§ **TAREA 1**: ¿Concuerdan con el texto sobre innovación en Chile estas afirmaciones: (a) según la prueba PISA 2022, Chile es el mejor de América Latina; (b) en el Índice Global de Innovación 2025, Chile supera el promedio de la OCDE; (c) la correlación entre creatividad e innovación es alta? Contesta sí o no a cada una y cita literalmente las palabras del texto que lo deciden.
§ **TAREA 2**: Copia tal cual el pasaje del texto sobre innovación en Chile que va entre "Como ha planteado" y "financiamiento de riesgo.", ambos incluidos.

§ **FRAGMENTO DE PÁGINA**:
==*==
Mientras la creatividad refleja potencial, la innovación mide la capacidad de implementar soluciones que generan valor económico y social.

¿Por qué Chile, siendo relativamente creativo, innova poco? La evidencia es elocuente.

La prueba PISA 2022, que mide la capacidad de jóvenes de 15 años para generar ideas originales y valiosas, sitúa a Chile como el mejor de América Latina, con un puntaje cercano al promedio de la OCDE (31 versus 33).

Sin embargo, el Índice Global de Innovación (GII) 2025 de la OMPI muestra un rezago significativo: Chile alcanza 33 puntos, muy por debajo de los 52 del promedio OCDE. Siendo, además, la correlación entre ambas métricas, moderada (0,4). La creatividad no se traduce automáticamente en innovación.

La diferencia es sustantiva. Mientras la creatividad refleja potencial, la innovación mide la capacidad de implementar soluciones que generan valor económico y social.

Como ha planteado Joel Mokyr, el tránsito entre ambas depende de factores institucionales y culturales: la calidad de los vínculos universidad-empresa, la difusión del conocimiento, la cultura de innovación en las firmas, la densidad del capital social y la disponibilidad de financiamiento de riesgo.
==*==
§ **DATOS PROPORCIONADOS**:
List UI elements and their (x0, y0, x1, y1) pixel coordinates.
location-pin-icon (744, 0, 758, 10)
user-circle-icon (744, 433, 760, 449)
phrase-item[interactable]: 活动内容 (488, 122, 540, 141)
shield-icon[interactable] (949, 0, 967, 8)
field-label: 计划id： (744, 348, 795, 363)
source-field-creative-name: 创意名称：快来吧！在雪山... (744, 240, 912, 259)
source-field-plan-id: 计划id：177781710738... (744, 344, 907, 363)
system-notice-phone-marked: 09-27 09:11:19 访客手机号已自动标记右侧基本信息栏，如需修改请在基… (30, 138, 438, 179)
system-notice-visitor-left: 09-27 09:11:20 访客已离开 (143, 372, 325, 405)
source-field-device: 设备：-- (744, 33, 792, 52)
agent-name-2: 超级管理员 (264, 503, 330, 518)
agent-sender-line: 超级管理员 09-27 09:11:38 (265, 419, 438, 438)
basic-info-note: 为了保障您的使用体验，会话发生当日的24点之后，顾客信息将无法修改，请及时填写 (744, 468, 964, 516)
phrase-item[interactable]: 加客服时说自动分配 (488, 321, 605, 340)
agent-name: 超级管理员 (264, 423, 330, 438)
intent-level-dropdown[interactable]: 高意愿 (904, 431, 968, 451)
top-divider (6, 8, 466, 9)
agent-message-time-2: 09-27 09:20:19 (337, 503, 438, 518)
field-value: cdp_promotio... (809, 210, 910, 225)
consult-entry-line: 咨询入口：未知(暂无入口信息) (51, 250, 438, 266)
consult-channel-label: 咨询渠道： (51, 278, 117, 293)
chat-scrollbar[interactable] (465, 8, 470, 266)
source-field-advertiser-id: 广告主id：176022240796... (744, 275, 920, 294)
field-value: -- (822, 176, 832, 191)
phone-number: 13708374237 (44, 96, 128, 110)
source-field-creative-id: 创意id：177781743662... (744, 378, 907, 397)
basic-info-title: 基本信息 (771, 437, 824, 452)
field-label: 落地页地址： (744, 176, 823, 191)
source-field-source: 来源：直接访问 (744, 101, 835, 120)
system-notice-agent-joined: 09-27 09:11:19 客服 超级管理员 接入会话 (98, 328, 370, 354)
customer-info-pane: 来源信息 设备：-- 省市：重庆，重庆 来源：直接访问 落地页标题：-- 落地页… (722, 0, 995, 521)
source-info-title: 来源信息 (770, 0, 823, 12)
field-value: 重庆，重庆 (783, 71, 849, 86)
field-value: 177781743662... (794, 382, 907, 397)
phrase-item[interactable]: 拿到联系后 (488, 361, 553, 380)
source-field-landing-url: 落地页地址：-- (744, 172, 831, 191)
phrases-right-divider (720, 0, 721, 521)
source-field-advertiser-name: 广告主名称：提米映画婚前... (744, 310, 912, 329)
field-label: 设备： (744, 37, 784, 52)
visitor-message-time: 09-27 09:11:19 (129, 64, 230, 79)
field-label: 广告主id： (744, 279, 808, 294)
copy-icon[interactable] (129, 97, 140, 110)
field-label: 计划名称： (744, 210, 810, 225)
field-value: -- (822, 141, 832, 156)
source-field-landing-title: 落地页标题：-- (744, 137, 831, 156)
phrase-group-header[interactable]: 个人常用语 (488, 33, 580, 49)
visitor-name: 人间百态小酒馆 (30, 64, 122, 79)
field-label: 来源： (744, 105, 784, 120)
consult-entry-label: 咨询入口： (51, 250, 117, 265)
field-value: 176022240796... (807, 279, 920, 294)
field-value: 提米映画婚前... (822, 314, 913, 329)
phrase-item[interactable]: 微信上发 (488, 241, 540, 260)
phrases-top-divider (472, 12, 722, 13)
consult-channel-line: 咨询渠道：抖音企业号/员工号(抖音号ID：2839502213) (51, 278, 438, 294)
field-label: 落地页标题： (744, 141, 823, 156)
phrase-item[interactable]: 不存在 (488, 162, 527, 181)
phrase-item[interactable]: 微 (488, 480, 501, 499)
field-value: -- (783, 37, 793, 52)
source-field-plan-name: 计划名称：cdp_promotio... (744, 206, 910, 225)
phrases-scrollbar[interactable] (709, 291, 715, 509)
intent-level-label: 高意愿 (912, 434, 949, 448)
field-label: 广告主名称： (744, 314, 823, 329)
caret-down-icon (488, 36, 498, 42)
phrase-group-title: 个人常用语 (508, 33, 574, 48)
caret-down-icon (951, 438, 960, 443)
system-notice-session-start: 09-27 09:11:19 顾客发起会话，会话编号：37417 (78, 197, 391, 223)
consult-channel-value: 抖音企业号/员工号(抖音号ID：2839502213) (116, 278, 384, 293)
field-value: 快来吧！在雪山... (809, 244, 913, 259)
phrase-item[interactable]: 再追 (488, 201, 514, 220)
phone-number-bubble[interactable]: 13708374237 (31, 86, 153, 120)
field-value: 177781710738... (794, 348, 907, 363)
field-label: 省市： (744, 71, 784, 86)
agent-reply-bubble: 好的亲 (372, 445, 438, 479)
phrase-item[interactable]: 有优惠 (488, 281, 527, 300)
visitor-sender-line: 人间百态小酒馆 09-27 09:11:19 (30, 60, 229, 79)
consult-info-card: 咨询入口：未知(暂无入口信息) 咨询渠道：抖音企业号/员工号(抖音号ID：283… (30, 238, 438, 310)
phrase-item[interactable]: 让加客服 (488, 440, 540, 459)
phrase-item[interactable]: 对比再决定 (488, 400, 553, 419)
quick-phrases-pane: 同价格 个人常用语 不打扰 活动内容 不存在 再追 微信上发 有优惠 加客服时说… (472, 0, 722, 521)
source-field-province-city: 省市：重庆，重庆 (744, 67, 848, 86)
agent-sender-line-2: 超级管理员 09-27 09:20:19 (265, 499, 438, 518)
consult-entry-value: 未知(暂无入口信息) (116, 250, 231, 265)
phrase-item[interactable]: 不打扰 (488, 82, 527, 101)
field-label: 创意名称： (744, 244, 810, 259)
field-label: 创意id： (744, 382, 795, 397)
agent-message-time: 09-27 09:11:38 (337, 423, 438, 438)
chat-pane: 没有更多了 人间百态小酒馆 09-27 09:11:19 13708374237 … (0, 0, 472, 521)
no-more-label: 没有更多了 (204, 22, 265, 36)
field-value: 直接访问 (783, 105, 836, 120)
==*==
§ **RESPUESTA 1**:
(a) Sí: "sitúa a Chile como el mejor de América Latina".
(b) No: "Chile alcanza 33 puntos, muy por debajo de los 52 del promedio OCDE".
(c) No: "la correlación entre ambas métricas, moderada (0,4)".

§ **RESPUESTA 2**:
Como ha planteado Joel Mokyr, el tránsito entre ambas depende de factores institucionales y culturales: la calidad de los vínculos universidad-empresa, la difusión del conocimiento, la cultura de innovación en las firmas, la densidad del capital social y la disponibilidad de financiamiento de riesgo.